* EXERCISE *
From the entries below, work out the number of lines that hold the word "icon", and give that number alone.

* DATA FOR THIS TASK *
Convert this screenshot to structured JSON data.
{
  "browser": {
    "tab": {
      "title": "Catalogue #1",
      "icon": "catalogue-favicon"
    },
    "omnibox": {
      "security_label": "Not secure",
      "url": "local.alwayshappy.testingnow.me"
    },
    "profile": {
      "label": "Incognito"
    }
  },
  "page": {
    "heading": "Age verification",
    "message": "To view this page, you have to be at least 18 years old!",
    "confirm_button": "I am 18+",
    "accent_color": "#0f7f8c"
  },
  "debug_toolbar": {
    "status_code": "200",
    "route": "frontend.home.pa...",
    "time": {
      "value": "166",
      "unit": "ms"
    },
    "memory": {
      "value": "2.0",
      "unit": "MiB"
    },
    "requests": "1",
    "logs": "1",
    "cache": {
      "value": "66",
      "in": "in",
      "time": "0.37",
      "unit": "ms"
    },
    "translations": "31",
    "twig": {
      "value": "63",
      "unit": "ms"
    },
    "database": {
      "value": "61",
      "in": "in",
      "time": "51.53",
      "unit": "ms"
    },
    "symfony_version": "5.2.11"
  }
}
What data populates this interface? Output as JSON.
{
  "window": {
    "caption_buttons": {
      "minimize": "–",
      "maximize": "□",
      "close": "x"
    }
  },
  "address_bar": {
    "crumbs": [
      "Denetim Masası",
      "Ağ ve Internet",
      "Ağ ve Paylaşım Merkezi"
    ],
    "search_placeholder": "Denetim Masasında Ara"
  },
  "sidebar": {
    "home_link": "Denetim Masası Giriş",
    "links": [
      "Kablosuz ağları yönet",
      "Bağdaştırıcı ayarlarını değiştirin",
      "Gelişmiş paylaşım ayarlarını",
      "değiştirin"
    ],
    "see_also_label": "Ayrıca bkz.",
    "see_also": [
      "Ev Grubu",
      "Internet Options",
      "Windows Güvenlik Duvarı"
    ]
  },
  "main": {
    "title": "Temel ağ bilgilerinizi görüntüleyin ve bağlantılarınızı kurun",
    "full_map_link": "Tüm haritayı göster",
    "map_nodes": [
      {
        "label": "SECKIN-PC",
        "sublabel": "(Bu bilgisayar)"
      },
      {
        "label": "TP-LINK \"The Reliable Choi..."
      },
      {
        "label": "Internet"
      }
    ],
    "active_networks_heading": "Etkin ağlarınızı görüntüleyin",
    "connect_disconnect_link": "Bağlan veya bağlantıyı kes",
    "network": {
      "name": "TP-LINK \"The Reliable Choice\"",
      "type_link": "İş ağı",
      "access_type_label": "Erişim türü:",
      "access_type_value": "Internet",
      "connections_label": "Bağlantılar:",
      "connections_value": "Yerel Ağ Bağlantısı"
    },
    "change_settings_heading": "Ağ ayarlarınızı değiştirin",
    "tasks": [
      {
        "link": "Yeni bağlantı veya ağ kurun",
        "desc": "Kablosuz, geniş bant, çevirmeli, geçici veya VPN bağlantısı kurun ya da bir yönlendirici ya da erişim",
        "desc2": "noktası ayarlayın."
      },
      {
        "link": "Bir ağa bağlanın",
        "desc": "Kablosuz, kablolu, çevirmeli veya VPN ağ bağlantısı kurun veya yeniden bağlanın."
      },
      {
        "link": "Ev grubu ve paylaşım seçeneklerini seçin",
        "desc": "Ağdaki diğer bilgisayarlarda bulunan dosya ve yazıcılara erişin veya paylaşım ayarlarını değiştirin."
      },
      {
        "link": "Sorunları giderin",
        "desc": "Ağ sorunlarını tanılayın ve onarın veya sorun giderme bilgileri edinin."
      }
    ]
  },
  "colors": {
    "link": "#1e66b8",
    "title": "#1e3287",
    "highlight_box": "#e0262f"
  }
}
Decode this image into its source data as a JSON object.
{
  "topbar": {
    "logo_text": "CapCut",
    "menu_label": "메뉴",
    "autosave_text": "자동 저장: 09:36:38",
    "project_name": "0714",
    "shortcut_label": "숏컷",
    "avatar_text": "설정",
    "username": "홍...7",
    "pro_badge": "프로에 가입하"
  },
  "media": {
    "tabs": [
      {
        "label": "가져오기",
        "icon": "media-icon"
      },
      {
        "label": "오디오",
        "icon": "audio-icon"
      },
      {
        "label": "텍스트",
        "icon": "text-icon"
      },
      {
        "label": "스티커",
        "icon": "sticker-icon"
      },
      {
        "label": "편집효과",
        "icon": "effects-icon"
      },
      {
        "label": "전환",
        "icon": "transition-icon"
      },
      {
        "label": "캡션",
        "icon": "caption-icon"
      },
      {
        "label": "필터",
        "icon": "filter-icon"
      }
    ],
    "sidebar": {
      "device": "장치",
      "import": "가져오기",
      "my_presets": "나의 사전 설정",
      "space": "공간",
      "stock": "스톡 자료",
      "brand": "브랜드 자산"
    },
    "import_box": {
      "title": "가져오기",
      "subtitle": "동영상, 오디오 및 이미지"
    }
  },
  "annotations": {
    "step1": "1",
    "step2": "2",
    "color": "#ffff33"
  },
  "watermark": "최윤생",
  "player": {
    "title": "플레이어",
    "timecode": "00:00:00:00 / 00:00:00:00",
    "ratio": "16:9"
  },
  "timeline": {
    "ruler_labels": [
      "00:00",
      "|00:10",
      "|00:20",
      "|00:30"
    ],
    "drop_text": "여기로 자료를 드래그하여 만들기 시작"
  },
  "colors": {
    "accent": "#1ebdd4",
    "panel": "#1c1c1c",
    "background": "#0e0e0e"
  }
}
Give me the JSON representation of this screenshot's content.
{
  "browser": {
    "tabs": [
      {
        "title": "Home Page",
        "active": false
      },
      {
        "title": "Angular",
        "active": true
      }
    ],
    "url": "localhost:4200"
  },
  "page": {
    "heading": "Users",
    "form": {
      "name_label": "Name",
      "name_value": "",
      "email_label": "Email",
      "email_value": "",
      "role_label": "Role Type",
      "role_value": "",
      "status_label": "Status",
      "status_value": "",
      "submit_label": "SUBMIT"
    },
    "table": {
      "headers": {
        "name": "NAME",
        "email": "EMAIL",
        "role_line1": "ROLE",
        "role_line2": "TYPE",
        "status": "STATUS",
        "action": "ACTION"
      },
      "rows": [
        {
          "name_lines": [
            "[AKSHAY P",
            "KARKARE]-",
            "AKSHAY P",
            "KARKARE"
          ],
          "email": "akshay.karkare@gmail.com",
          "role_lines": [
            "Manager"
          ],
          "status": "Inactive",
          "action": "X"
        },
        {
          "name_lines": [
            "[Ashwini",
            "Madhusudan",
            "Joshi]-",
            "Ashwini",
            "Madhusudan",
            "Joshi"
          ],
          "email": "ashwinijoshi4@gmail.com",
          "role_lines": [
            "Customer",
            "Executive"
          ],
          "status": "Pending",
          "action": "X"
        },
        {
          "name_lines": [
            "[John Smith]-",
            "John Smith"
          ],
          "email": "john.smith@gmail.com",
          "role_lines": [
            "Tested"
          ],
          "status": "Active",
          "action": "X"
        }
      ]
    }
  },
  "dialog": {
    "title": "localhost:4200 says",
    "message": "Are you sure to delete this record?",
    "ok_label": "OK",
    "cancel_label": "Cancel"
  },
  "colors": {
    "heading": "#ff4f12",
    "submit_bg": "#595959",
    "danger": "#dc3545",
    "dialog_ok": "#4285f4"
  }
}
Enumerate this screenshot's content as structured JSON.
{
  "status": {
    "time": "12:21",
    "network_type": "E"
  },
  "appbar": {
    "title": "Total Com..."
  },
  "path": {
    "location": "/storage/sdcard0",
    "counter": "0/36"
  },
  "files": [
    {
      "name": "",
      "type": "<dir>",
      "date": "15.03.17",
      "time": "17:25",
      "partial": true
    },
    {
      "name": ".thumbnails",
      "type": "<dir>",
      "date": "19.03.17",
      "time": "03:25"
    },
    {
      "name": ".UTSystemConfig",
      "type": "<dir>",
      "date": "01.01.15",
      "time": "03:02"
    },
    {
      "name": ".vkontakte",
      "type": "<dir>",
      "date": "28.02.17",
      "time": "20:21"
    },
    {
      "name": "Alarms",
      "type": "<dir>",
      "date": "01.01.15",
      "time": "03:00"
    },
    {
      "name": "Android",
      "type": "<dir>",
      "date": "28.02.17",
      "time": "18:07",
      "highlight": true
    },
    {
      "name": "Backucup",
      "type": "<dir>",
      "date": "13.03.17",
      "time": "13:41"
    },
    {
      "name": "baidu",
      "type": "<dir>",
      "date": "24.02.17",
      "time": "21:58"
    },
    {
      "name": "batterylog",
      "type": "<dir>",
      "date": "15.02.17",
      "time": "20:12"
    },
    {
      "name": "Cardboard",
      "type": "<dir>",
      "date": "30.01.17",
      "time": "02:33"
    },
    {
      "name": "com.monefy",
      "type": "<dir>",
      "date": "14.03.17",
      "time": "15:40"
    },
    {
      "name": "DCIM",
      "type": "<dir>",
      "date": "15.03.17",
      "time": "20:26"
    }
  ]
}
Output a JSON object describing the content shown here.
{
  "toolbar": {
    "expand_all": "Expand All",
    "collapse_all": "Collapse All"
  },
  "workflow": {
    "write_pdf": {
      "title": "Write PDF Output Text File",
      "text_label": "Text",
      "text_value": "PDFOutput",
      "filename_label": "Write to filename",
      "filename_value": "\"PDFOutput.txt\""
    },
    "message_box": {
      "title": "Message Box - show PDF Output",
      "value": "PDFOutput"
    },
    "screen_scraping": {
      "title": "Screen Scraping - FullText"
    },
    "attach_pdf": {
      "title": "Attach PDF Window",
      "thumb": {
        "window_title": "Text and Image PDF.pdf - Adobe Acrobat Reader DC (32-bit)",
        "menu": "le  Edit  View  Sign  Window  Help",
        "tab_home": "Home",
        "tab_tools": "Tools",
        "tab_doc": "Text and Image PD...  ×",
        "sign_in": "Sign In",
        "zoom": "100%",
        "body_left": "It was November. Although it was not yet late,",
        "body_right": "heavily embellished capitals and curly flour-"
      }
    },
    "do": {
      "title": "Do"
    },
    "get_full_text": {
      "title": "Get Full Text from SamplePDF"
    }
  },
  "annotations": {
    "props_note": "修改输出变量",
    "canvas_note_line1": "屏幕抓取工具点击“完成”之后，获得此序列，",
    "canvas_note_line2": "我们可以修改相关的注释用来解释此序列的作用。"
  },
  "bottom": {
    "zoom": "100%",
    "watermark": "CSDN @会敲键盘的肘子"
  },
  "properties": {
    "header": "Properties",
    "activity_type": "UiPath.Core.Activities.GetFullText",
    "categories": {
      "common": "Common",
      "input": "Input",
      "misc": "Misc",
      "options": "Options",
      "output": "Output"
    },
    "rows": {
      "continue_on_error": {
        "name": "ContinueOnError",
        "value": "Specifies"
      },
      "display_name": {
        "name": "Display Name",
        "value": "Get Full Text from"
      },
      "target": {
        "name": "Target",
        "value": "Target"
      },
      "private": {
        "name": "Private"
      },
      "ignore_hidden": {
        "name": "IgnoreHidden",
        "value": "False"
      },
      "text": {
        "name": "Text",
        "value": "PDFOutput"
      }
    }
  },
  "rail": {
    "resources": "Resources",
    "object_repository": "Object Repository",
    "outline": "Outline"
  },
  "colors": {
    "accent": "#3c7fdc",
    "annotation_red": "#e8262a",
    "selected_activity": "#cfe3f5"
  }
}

* WRITTEN SOLUTION *
9